[Extracted records]
——————

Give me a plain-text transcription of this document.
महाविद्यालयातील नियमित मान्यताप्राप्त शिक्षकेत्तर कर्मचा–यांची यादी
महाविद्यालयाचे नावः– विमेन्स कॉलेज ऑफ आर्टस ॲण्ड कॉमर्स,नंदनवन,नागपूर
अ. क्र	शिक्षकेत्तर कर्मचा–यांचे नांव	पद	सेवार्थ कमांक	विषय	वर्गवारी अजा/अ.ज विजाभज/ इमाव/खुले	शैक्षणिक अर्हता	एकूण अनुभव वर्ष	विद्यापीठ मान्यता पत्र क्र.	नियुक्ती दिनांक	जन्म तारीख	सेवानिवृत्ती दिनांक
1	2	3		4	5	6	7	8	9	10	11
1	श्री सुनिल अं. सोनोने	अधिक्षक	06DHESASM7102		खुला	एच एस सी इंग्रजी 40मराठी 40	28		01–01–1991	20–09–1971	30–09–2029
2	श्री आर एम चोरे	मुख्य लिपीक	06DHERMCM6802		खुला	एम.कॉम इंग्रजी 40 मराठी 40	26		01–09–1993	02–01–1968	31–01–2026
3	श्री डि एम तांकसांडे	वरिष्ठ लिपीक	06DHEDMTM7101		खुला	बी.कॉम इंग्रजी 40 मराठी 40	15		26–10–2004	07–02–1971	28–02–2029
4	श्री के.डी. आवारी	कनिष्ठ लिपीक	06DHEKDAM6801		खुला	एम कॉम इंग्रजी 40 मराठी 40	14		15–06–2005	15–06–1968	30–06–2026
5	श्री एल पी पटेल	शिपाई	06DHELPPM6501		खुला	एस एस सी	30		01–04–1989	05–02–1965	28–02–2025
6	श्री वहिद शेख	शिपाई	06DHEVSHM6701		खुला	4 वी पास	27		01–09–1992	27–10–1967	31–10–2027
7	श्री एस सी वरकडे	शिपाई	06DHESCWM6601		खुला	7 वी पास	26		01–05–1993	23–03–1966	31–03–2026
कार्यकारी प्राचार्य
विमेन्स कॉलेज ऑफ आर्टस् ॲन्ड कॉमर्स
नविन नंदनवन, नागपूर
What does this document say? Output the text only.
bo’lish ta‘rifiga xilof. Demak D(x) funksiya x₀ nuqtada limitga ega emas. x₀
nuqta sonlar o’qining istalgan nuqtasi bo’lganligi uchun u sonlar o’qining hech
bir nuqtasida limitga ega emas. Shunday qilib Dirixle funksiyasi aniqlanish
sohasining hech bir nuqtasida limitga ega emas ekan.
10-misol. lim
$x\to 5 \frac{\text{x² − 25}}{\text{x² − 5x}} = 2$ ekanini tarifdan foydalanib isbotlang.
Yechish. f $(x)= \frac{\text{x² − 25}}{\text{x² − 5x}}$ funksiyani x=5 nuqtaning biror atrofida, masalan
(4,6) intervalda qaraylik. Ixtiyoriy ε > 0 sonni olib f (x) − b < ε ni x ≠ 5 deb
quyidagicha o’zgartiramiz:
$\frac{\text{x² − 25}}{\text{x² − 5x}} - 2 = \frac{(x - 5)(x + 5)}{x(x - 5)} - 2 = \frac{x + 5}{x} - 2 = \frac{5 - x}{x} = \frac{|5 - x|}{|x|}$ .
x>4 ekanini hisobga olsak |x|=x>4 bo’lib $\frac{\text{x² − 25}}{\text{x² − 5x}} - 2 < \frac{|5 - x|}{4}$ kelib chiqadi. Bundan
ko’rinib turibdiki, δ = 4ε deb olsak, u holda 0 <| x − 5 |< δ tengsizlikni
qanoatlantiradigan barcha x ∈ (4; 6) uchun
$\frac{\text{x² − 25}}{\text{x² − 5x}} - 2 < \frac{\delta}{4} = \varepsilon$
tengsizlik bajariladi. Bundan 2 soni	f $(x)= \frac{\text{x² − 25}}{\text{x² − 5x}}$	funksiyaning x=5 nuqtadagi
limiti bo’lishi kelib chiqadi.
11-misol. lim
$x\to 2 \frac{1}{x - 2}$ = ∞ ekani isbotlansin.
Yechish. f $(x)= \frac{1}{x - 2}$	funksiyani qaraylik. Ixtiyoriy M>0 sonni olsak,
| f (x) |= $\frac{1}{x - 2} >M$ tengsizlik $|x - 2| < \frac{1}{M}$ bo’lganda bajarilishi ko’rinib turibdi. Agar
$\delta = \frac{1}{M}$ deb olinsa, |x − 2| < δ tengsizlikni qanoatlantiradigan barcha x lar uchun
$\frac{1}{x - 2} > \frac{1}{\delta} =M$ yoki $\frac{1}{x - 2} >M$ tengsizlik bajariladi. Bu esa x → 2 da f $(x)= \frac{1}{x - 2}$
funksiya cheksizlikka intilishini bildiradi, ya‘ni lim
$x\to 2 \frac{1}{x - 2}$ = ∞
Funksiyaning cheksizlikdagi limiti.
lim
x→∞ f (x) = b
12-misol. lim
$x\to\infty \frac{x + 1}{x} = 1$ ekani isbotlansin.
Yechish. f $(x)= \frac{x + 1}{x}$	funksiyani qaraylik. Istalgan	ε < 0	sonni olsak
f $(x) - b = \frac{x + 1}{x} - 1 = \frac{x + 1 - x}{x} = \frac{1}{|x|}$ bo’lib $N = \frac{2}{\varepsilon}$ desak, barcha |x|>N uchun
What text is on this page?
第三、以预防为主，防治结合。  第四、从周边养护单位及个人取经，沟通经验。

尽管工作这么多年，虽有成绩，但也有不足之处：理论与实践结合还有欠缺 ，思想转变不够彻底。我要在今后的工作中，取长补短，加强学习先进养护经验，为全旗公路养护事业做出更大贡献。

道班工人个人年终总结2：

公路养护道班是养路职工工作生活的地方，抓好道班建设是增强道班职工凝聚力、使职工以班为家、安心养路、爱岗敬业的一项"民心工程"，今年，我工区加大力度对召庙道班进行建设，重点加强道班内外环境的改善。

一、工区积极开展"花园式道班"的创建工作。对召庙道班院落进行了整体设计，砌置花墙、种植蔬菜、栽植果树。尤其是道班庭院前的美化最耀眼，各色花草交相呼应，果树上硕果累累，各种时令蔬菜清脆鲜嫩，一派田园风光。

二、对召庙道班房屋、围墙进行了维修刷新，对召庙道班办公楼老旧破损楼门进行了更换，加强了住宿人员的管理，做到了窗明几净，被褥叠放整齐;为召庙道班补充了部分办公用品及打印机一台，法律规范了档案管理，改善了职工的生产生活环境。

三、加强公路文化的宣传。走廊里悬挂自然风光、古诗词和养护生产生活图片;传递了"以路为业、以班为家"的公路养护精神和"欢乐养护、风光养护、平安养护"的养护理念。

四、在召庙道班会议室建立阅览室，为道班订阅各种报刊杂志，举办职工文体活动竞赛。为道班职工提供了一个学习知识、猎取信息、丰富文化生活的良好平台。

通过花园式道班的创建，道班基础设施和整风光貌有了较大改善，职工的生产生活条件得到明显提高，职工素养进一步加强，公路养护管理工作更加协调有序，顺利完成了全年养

——————

Task description → Only the lines from the one that contains "What text is on this page?" through the last line should be repeated, each exactly as it stands, with both ends included.

Final result →
What text is on this page?
第三、以预防为主，防治结合。  第四、从周边养护单位及个人取经，沟通经验。

尽管工作这么多年，虽有成绩，但也有不足之处：理论与实践结合还有欠缺 ，思想转变不够彻底。我要在今后的工作中，取长补短，加强学习先进养护经验，为全旗公路养护事业做出更大贡献。

道班工人个人年终总结2：

公路养护道班是养路职工工作生活的地方，抓好道班建设是增强道班职工凝聚力、使职工以班为家、安心养路、爱岗敬业的一项"民心工程"，今年，我工区加大力度对召庙道班进行建设，重点加强道班内外环境的改善。

一、工区积极开展"花园式道班"的创建工作。对召庙道班院落进行了整体设计，砌置花墙、种植蔬菜、栽植果树。尤其是道班庭院前的美化最耀眼，各色花草交相呼应，果树上硕果累累，各种时令蔬菜清脆鲜嫩，一派田园风光。

二、对召庙道班房屋、围墙进行了维修刷新，对召庙道班办公楼老旧破损楼门进行了更换，加强了住宿人员的管理，做到了窗明几净，被褥叠放整齐;为召庙道班补充了部分办公用品及打印机一台，法律规范了档案管理，改善了职工的生产生活环境。

三、加强公路文化的宣传。走廊里悬挂自然风光、古诗词和养护生产生活图片;传递了"以路为业、以班为家"的公路养护精神和"欢乐养护、风光养护、平安养护"的养护理念。

四、在召庙道班会议室建立阅览室，为道班订阅各种报刊杂志，举办职工文体活动竞赛。为道班职工提供了一个学习知识、猎取信息、丰富文化生活的良好平台。

通过花园式道班的创建，道班基础设施和整风光貌有了较大改善，职工的生产生活条件得到明显提高，职工素养进一步加强，公路养护管理工作更加协调有序，顺利完成了全年养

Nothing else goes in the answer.